▶ Directive
Reproduce the listing verbatim.
▬▬▬▬▬▬▬▬▬▬
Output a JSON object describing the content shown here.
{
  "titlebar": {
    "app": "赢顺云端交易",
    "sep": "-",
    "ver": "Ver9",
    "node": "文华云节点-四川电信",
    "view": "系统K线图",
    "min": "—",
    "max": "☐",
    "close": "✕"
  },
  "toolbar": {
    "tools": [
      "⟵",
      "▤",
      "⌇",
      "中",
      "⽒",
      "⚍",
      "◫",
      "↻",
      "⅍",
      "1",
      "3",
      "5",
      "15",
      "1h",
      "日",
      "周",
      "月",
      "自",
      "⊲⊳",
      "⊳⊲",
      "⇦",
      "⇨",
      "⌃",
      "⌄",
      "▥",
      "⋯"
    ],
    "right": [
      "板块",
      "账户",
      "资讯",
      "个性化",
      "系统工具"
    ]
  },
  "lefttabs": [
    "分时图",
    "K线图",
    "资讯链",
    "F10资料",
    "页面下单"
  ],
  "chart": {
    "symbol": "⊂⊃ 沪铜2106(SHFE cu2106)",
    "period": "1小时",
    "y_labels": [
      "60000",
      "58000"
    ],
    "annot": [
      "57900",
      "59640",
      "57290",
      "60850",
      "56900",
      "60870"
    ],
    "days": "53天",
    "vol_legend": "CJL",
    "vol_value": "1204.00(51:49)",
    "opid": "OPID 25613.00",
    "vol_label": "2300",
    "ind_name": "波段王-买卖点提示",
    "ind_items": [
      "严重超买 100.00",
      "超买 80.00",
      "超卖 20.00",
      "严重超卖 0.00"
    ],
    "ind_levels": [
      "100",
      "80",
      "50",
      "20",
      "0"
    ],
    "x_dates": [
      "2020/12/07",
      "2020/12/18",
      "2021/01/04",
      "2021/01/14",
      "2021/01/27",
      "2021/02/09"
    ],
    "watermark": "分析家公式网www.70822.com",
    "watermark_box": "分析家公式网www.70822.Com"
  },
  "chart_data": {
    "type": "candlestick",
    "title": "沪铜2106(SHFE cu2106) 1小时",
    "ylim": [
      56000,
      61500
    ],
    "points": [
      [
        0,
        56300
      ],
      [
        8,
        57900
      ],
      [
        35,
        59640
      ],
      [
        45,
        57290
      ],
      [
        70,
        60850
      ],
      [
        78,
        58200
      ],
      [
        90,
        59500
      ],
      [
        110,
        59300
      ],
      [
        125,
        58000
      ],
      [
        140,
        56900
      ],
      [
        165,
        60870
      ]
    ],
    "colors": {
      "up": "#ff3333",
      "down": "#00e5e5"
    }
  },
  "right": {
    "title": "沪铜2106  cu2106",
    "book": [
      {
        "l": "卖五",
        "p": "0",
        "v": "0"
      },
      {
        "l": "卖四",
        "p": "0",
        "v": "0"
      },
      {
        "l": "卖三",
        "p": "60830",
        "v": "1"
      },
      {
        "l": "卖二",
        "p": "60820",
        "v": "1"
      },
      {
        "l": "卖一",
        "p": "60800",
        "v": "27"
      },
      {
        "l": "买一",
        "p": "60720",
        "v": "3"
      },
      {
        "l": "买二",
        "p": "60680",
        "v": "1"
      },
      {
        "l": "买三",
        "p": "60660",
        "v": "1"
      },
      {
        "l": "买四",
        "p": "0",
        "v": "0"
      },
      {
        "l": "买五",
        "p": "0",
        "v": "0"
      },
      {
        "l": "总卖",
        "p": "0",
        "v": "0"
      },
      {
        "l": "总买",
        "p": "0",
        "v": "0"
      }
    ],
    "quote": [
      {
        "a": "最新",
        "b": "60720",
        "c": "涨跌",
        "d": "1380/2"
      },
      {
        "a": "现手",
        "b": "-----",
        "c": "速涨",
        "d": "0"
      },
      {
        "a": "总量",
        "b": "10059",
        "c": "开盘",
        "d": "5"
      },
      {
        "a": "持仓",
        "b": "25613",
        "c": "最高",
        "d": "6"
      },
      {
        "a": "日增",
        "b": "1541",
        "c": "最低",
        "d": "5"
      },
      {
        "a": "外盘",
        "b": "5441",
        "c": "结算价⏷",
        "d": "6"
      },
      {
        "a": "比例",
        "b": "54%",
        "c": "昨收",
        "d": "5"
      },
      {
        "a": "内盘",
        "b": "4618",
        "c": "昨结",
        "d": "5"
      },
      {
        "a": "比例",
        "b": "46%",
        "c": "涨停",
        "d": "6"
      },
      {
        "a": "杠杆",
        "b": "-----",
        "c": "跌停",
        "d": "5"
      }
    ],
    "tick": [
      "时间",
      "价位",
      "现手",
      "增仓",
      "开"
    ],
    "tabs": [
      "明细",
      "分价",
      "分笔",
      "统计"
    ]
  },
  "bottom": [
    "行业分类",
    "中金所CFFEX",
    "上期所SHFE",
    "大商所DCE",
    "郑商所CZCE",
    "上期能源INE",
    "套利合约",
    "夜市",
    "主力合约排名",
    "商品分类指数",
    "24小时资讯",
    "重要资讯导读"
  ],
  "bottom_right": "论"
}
▬▬▬▬▬▬▬▬▬▬
▶ Result of the exercise
Output a JSON object describing the content shown here.
{
  "titlebar": {
    "app": "赢顺云端交易",
    "sep": "-",
    "ver": "Ver9",
    "node": "文华云节点-四川电信",
    "view": "系统K线图",
    "min": "—",
    "max": "☐",
    "close": "✕"
  },
  "toolbar": {
    "tools": [
      "⟵",
      "▤",
      "⌇",
      "中",
      "⽒",
      "⚍",
      "◫",
      "↻",
      "⅍",
      "1",
      "3",
      "5",
      "15",
      "1h",
      "日",
      "周",
      "月",
      "自",
      "⊲⊳",
      "⊳⊲",
      "⇦",
      "⇨",
      "⌃",
      "⌄",
      "▥",
      "⋯"
    ],
    "right": [
      "板块",
      "账户",
      "资讯",
      "个性化",
      "系统工具"
    ]
  },
  "lefttabs": [
    "分时图",
    "K线图",
    "资讯链",
    "F10资料",
    "页面下单"
  ],
  "chart": {
    "symbol": "⊂⊃ 沪铜2106(SHFE cu2106)",
    "period": "1小时",
    "y_labels": [
      "60000",
      "58000"
    ],
    "annot": [
      "57900",
      "59640",
      "57290",
      "60850",
      "56900",
      "60870"
    ],
    "days": "53天",
    "vol_legend": "CJL",
    "vol_value": "1204.00(51:49)",
    "opid": "OPID 25613.00",
    "vol_label": "2300",
    "ind_name": "波段王-买卖点提示",
    "ind_items": [
      "严重超买 100.00",
      "超买 80.00",
      "超卖 20.00",
      "严重超卖 0.00"
    ],
    "ind_levels": [
      "100",
      "80",
      "50",
      "20",
      "0"
    ],
    "x_dates": [
      "2020/12/07",
      "2020/12/18",
      "2021/01/04",
      "2021/01/14",
      "2021/01/27",
      "2021/02/09"
    ],
    "watermark": "分析家公式网www.70822.com",
    "watermark_box": "分析家公式网www.70822.Com"
  },
  "chart_data": {
    "type": "candlestick",
    "title": "沪铜2106(SHFE cu2106) 1小时",
    "ylim": [
      56000,
      61500
    ],
    "points": [
      [
        0,
        56300
      ],
      [
        8,
        57900
      ],
      [
        35,
        59640
      ],
      [
        45,
        57290
      ],
      [
        70,
        60850
      ],
      [
        78,
        58200
      ],
      [
        90,
        59500
      ],
      [
        110,
        59300
      ],
      [
        125,
        58000
      ],
      [
        140,
        56900
      ],
      [
        165,
        60870
      ]
    ],
    "colors": {
      "up": "#ff3333",
      "down": "#00e5e5"
    }
  },
  "right": {
    "title": "沪铜2106  cu2106",
    "book": [
      {
        "l": "卖五",
        "p": "0",
        "v": "0"
      },
      {
        "l": "卖四",
        "p": "0",
        "v": "0"
      },
      {
        "l": "卖三",
        "p": "60830",
        "v": "1"
      },
      {
        "l": "卖二",
        "p": "60820",
        "v": "1"
      },
      {
        "l": "卖一",
        "p": "60800",
        "v": "27"
      },
      {
        "l": "买一",
        "p": "60720",
        "v": "3"
      },
      {
        "l": "买二",
        "p": "60680",
        "v": "1"
      },
      {
        "l": "买三",
        "p": "60660",
        "v": "1"
      },
      {
        "l": "买四",
        "p": "0",
        "v": "0"
      },
      {
        "l": "买五",
        "p": "0",
        "v": "0"
      },
      {
        "l": "总卖",
        "p": "0",
        "v": "0"
      },
      {
        "l": "总买",
        "p": "0",
        "v": "0"
      }
    ],
    "quote": [
      {
        "a": "最新",
        "b": "60720",
        "c": "涨跌",
        "d": "1380/2"
      },
      {
        "a": "现手",
        "b": "-----",
        "c": "速涨",
        "d": "0"
      },
      {
        "a": "总量",
        "b": "10059",
        "c": "开盘",
        "d": "5"
      },
      {
        "a": "持仓",
        "b": "25613",
        "c": "最高",
        "d": "6"
      },
      {
        "a": "日增",
        "b": "1541",
        "c": "最低",
        "d": "5"
      },
      {
        "a": "外盘",
        "b": "5441",
        "c": "结算价⏷",
        "d": "6"
      },
      {
        "a": "比例",
        "b": "54%",
        "c": "昨收",
        "d": "5"
      },
      {
        "a": "内盘",
        "b": "4618",
        "c": "昨结",
        "d": "5"
      },
      {
        "a": "比例",
        "b": "46%",
        "c": "涨停",
        "d": "6"
      },
      {
        "a": "杠杆",
        "b": "-----",
        "c": "跌停",
        "d": "5"
      }
    ],
    "tick": [
      "时间",
      "价位",
      "现手",
      "增仓",
      "开"
    ],
    "tabs": [
      "明细",
      "分价",
      "分笔",
      "统计"
    ]
  },
  "bottom": [
    "行业分类",
    "中金所CFFEX",
    "上期所SHFE",
    "大商所DCE",
    "郑商所CZCE",
    "上期能源INE",
    "套利合约",
    "夜市",
    "主力合约排名",
    "商品分类指数",
    "24小时资讯",
    "重要资讯导读"
  ],
  "bottom_right": "论"
}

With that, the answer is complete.